Reproduce the listing verbatim.

Dataset items:
<<<<

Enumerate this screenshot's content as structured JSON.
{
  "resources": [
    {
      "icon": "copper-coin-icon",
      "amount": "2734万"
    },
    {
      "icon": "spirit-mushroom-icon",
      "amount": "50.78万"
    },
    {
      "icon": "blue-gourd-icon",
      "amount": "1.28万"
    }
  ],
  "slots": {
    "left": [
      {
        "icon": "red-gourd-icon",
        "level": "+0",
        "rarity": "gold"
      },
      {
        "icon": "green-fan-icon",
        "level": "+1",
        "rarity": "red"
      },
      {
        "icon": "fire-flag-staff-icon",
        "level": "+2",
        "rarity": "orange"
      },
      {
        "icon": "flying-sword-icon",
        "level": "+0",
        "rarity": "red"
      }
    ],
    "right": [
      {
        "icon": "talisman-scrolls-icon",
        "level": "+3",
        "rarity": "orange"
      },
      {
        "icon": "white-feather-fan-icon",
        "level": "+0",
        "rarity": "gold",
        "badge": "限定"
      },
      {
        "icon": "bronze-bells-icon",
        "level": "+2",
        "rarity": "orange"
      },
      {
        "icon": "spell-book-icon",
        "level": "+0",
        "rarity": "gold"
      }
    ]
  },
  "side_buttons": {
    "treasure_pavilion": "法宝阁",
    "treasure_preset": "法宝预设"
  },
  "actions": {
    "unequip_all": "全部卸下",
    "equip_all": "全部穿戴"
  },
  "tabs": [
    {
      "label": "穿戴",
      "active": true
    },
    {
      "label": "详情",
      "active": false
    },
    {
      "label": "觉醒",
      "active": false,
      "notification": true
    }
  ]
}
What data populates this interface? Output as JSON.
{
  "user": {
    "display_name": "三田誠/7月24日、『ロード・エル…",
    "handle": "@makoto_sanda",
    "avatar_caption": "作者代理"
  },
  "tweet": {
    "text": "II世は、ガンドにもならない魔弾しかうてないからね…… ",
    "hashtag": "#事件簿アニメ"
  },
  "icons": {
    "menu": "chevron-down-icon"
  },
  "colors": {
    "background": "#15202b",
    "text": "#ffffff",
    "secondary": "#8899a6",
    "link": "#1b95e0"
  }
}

>>>>

ANSWER FOR THE TASK.
Enumerate this screenshot's content as structured JSON.
{
  "resources": [
    {
      "icon": "copper-coin-icon",
      "amount": "2734万"
    },
    {
      "icon": "spirit-mushroom-icon",
      "amount": "50.78万"
    },
    {
      "icon": "blue-gourd-icon",
      "amount": "1.28万"
    }
  ],
  "slots": {
    "left": [
      {
        "icon": "red-gourd-icon",
        "level": "+0",
        "rarity": "gold"
      },
      {
        "icon": "green-fan-icon",
        "level": "+1",
        "rarity": "red"
      },
      {
        "icon": "fire-flag-staff-icon",
        "level": "+2",
        "rarity": "orange"
      },
      {
        "icon": "flying-sword-icon",
        "level": "+0",
        "rarity": "red"
      }
    ],
    "right": [
      {
        "icon": "talisman-scrolls-icon",
        "level": "+3",
        "rarity": "orange"
      },
      {
        "icon": "white-feather-fan-icon",
        "level": "+0",
        "rarity": "gold",
        "badge": "限定"
      },
      {
        "icon": "bronze-bells-icon",
        "level": "+2",
        "rarity": "orange"
      },
      {
        "icon": "spell-book-icon",
        "level": "+0",
        "rarity": "gold"
      }
    ]
  },
  "side_buttons": {
    "treasure_pavilion": "法宝阁",
    "treasure_preset": "法宝预设"
  },
  "actions": {
    "unequip_all": "全部卸下",
    "equip_all": "全部穿戴"
  },
  "tabs": [
    {
      "label": "穿戴",
      "active": true
    },
    {
      "label": "详情",
      "active": false
    },
    {
      "label": "觉醒",
      "active": false,
      "notification": true
    }
  ]
}
What data populates this interface? Output as JSON.
{
  "user": {
    "display_name": "三田誠/7月24日、『ロード・エル…",
    "handle": "@makoto_sanda",
    "avatar_caption": "作者代理"
  },
  "tweet": {
    "text": "II世は、ガンドにもならない魔弾しかうてないからね…… ",
    "hashtag": "#事件簿アニメ"
  },
  "icons": {
    "menu": "chevron-down-icon"
  },
  "colors": {
    "background": "#15202b",
    "text": "#ffffff",
    "secondary": "#8899a6",
    "link": "#1b95e0"
  }
}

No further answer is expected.